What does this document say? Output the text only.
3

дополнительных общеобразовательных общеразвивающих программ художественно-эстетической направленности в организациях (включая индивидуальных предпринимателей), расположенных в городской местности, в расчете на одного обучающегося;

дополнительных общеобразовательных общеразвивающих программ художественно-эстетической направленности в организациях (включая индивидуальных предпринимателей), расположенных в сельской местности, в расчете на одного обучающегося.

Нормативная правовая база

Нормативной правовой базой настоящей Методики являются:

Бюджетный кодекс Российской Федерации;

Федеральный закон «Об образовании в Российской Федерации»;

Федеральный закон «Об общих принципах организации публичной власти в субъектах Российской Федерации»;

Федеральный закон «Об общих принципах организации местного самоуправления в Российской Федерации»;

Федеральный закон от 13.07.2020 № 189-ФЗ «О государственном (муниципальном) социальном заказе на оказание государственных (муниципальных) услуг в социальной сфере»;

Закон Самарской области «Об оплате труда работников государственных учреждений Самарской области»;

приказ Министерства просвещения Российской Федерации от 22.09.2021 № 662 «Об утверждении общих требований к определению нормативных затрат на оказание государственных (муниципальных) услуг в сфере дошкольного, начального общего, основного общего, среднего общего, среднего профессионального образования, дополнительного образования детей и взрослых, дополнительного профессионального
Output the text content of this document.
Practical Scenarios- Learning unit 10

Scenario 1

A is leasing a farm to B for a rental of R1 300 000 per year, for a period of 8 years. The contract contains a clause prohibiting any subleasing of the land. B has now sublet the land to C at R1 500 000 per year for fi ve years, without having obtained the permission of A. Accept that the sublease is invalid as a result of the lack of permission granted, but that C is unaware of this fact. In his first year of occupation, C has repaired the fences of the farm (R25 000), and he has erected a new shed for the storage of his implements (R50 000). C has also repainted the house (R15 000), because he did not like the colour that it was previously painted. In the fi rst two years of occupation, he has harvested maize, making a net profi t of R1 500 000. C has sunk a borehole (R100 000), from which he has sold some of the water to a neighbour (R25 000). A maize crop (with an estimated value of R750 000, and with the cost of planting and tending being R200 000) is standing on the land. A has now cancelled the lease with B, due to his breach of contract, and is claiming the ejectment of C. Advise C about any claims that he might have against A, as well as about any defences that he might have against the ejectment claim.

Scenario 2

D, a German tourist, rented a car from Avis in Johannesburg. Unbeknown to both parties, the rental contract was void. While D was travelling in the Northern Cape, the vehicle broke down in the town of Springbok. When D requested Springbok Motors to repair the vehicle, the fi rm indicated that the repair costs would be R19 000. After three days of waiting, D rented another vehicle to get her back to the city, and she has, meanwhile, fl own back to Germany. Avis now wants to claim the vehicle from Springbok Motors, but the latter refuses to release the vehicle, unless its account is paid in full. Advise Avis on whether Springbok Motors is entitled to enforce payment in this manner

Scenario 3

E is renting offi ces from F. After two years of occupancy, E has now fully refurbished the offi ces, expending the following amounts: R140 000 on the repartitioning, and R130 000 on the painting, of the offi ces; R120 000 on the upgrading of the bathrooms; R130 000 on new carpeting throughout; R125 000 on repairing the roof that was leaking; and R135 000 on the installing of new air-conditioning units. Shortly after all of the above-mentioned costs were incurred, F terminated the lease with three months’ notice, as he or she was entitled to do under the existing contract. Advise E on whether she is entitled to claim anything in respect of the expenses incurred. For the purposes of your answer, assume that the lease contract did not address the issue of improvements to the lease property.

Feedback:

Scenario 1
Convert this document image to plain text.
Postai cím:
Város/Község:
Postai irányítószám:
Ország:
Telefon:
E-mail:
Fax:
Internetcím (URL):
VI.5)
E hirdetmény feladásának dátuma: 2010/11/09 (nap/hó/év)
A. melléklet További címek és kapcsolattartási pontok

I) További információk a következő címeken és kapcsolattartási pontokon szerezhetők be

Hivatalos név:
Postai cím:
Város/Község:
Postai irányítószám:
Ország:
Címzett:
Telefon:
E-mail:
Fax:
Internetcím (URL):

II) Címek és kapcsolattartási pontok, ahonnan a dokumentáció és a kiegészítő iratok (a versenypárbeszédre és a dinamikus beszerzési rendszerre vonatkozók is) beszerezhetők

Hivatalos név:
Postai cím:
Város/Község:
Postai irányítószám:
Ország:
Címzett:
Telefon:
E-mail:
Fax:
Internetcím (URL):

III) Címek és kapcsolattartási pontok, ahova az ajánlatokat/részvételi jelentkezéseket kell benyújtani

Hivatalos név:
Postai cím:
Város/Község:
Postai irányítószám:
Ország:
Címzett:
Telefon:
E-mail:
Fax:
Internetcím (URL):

* * * *

◆ **Exercise requirements**
Identify and extract each line of the listing that contains "услуг".

◆ **Response for this exercise**
Федеральный закон от 13.07.2020 № 189-ФЗ «О государственном (муниципальном) социальном заказе на оказание государственных (муниципальных) услуг в социальной сфере»;
приказ Министерства просвещения Российской Федерации от 22.09.2021 № 662 «Об утверждении общих требований к определению нормативных затрат на оказание государственных (муниципальных) услуг в сфере дошкольного, начального общего, основного общего, среднего общего, среднего профессионального образования, дополнительного образования детей и взрослых, дополнительного профессионального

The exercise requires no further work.